Given problem:
Write out the entries again exactly as they are given.

Material provided:
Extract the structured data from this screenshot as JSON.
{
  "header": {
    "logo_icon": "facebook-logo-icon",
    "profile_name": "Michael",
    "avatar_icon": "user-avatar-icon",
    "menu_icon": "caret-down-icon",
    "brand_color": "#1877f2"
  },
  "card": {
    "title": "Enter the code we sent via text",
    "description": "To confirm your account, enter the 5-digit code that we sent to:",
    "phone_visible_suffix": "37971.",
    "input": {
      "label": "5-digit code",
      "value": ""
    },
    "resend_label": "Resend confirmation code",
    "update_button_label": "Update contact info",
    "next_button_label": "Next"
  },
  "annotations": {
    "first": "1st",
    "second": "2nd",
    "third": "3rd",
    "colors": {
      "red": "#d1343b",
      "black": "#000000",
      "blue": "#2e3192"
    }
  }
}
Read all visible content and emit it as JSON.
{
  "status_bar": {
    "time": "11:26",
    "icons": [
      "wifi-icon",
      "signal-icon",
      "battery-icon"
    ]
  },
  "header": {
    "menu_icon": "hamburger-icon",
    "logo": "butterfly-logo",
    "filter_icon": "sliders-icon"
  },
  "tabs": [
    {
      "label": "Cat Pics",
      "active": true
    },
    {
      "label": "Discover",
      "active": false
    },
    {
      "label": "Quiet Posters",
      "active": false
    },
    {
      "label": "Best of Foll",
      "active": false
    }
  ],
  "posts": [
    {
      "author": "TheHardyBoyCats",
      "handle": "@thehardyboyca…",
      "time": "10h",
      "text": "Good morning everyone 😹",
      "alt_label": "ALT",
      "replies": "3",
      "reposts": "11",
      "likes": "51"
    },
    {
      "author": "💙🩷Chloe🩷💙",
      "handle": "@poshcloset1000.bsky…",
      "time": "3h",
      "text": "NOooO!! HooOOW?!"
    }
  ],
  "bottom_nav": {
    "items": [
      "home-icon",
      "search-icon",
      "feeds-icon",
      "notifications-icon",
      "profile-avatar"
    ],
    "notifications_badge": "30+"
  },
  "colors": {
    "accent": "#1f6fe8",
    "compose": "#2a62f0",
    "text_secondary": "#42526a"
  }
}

Exercise output:
Extract the structured data from this screenshot as JSON.
{
  "header": {
    "logo_icon": "facebook-logo-icon",
    "profile_name": "Michael",
    "avatar_icon": "user-avatar-icon",
    "menu_icon": "caret-down-icon",
    "brand_color": "#1877f2"
  },
  "card": {
    "title": "Enter the code we sent via text",
    "description": "To confirm your account, enter the 5-digit code that we sent to:",
    "phone_visible_suffix": "37971.",
    "input": {
      "label": "5-digit code",
      "value": ""
    },
    "resend_label": "Resend confirmation code",
    "update_button_label": "Update contact info",
    "next_button_label": "Next"
  },
  "annotations": {
    "first": "1st",
    "second": "2nd",
    "third": "3rd",
    "colors": {
      "red": "#d1343b",
      "black": "#000000",
      "blue": "#2e3192"
    }
  }
}
Read all visible content and emit it as JSON.
{
  "status_bar": {
    "time": "11:26",
    "icons": [
      "wifi-icon",
      "signal-icon",
      "battery-icon"
    ]
  },
  "header": {
    "menu_icon": "hamburger-icon",
    "logo": "butterfly-logo",
    "filter_icon": "sliders-icon"
  },
  "tabs": [
    {
      "label": "Cat Pics",
      "active": true
    },
    {
      "label": "Discover",
      "active": false
    },
    {
      "label": "Quiet Posters",
      "active": false
    },
    {
      "label": "Best of Foll",
      "active": false
    }
  ],
  "posts": [
    {
      "author": "TheHardyBoyCats",
      "handle": "@thehardyboyca…",
      "time": "10h",
      "text": "Good morning everyone 😹",
      "alt_label": "ALT",
      "replies": "3",
      "reposts": "11",
      "likes": "51"
    },
    {
      "author": "💙🩷Chloe🩷💙",
      "handle": "@poshcloset1000.bsky…",
      "time": "3h",
      "text": "NOooO!! HooOOW?!"
    }
  ],
  "bottom_nav": {
    "items": [
      "home-icon",
      "search-icon",
      "feeds-icon",
      "notifications-icon",
      "profile-avatar"
    ],
    "notifications_badge": "30+"
  },
  "colors": {
    "accent": "#1f6fe8",
    "compose": "#2a62f0",
    "text_secondary": "#42526a"
  }
}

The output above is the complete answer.